Work to complete: Where a line contains the string "JSON", copy that line.

Stored records:
START

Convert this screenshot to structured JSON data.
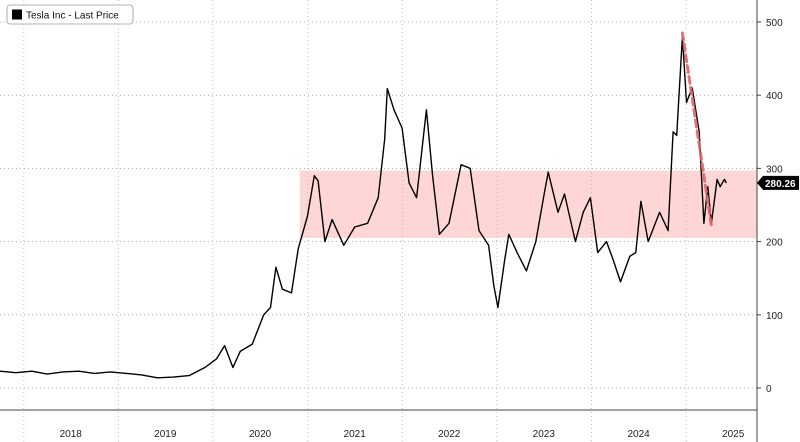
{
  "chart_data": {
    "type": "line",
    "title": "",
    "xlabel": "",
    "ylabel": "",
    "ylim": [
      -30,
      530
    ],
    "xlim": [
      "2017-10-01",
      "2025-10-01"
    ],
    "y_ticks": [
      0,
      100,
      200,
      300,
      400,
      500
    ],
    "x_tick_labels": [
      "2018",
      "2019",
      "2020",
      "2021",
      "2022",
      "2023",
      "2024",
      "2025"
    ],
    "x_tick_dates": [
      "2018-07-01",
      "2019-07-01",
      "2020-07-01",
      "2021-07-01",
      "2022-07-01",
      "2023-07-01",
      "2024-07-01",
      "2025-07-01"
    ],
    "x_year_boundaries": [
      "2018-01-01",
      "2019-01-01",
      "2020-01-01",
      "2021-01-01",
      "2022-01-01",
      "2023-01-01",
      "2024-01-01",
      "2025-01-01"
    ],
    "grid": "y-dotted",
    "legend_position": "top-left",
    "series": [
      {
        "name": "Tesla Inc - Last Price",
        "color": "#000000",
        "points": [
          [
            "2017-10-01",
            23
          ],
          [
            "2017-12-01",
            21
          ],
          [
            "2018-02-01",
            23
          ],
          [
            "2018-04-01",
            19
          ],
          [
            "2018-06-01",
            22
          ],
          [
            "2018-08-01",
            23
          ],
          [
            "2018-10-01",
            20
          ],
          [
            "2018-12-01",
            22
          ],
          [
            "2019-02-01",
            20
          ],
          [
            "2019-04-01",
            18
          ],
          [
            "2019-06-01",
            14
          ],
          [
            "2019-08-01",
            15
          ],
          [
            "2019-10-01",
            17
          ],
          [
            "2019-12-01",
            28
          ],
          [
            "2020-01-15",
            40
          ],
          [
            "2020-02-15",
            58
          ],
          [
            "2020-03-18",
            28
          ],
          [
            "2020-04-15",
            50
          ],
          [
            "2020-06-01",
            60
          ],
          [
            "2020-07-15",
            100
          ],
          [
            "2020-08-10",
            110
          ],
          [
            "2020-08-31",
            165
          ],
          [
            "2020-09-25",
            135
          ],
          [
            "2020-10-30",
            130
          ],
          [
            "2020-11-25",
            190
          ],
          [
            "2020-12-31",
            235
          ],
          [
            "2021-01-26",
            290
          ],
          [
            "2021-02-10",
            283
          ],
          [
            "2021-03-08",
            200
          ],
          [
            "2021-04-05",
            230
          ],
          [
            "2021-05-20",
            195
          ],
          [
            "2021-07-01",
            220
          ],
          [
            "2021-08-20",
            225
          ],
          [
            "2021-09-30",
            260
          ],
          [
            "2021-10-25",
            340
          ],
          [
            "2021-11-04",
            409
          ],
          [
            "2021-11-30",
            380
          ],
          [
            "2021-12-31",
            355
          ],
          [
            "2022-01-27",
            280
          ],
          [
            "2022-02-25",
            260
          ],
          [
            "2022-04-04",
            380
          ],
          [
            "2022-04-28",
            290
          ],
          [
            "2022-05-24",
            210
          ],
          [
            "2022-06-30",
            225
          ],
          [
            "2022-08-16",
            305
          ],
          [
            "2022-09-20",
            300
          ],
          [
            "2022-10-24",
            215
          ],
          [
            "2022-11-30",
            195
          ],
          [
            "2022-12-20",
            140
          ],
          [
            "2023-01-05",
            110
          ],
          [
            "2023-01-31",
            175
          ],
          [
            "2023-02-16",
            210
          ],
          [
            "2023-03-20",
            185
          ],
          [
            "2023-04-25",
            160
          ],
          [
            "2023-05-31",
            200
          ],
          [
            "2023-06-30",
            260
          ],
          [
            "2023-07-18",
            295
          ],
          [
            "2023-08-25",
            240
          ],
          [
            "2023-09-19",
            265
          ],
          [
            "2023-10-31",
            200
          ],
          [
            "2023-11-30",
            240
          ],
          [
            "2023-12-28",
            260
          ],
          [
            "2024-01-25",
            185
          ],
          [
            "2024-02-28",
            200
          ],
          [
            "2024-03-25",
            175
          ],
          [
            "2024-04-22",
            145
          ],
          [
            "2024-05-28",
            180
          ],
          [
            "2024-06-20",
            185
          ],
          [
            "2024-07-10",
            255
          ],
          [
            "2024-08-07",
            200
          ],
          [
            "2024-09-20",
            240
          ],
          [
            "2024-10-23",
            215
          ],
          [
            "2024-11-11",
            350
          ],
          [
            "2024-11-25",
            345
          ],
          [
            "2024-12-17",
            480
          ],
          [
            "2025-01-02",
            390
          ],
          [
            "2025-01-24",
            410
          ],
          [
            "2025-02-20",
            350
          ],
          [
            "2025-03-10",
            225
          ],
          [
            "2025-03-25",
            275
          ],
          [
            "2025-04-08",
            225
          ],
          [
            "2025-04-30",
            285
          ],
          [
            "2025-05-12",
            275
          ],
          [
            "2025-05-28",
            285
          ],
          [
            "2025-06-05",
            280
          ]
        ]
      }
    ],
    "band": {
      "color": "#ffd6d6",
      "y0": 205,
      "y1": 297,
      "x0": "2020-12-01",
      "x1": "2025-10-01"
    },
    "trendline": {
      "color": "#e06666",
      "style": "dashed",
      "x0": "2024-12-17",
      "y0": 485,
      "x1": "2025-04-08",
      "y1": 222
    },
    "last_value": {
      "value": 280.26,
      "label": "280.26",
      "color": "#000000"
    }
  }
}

END
START

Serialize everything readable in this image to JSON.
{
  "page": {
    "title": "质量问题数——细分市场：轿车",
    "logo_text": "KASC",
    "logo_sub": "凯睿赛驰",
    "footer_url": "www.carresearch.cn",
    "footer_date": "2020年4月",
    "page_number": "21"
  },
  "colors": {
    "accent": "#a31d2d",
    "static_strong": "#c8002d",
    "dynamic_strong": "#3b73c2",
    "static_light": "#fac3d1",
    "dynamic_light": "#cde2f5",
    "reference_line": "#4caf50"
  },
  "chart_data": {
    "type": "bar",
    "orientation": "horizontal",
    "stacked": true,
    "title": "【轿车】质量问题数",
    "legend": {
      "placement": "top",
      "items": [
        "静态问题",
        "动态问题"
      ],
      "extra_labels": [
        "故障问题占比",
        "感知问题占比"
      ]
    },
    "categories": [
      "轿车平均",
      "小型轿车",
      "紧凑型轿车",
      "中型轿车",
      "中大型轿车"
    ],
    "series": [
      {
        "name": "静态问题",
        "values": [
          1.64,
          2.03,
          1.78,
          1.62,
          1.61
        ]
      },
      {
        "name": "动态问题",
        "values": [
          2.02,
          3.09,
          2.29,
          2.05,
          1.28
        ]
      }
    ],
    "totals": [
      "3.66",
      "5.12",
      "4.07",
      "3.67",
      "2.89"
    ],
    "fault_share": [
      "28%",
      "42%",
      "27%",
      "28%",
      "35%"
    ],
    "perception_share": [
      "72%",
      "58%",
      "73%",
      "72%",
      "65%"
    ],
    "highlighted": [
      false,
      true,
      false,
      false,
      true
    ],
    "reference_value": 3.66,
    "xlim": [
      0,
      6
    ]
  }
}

END

Full answer:
Convert this screenshot to structured JSON data.
Serialize everything readable in this image to JSON.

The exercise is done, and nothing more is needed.